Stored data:
━━━━━━━━

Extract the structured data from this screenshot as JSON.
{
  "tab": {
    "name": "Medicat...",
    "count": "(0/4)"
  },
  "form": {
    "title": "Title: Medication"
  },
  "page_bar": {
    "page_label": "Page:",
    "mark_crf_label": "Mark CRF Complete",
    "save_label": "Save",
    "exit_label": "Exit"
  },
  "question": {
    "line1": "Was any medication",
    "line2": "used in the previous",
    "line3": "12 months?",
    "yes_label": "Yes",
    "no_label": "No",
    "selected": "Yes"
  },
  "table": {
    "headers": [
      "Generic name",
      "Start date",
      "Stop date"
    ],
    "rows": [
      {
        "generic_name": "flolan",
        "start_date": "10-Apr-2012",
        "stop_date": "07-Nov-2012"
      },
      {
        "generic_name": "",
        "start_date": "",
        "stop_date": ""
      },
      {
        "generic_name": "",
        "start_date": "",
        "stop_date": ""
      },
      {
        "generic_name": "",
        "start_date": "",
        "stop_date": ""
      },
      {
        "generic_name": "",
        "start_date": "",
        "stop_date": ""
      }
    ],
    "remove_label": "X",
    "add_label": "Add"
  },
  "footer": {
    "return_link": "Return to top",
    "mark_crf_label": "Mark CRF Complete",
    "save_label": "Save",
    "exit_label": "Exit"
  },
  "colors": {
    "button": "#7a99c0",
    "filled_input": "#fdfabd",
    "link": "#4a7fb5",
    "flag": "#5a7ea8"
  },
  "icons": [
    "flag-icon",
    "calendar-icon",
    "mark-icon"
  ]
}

━━━━━━━━

- [TASK DIRECTIONS]:
Extract every record and return it verbatim.

- [FINISHED TASK]:
Extract the structured data from this screenshot as JSON.
{
  "tab": {
    "name": "Medicat...",
    "count": "(0/4)"
  },
  "form": {
    "title": "Title: Medication"
  },
  "page_bar": {
    "page_label": "Page:",
    "mark_crf_label": "Mark CRF Complete",
    "save_label": "Save",
    "exit_label": "Exit"
  },
  "question": {
    "line1": "Was any medication",
    "line2": "used in the previous",
    "line3": "12 months?",
    "yes_label": "Yes",
    "no_label": "No",
    "selected": "Yes"
  },
  "table": {
    "headers": [
      "Generic name",
      "Start date",
      "Stop date"
    ],
    "rows": [
      {
        "generic_name": "flolan",
        "start_date": "10-Apr-2012",
        "stop_date": "07-Nov-2012"
      },
      {
        "generic_name": "",
        "start_date": "",
        "stop_date": ""
      },
      {
        "generic_name": "",
        "start_date": "",
        "stop_date": ""
      },
      {
        "generic_name": "",
        "start_date": "",
        "stop_date": ""
      },
      {
        "generic_name": "",
        "start_date": "",
        "stop_date": ""
      }
    ],
    "remove_label": "X",
    "add_label": "Add"
  },
  "footer": {
    "return_link": "Return to top",
    "mark_crf_label": "Mark CRF Complete",
    "save_label": "Save",
    "exit_label": "Exit"
  },
  "colors": {
    "button": "#7a99c0",
    "filled_input": "#fdfabd",
    "link": "#4a7fb5",
    "flag": "#5a7ea8"
  },
  "icons": [
    "flag-icon",
    "calendar-icon",
    "mark-icon"
  ]
}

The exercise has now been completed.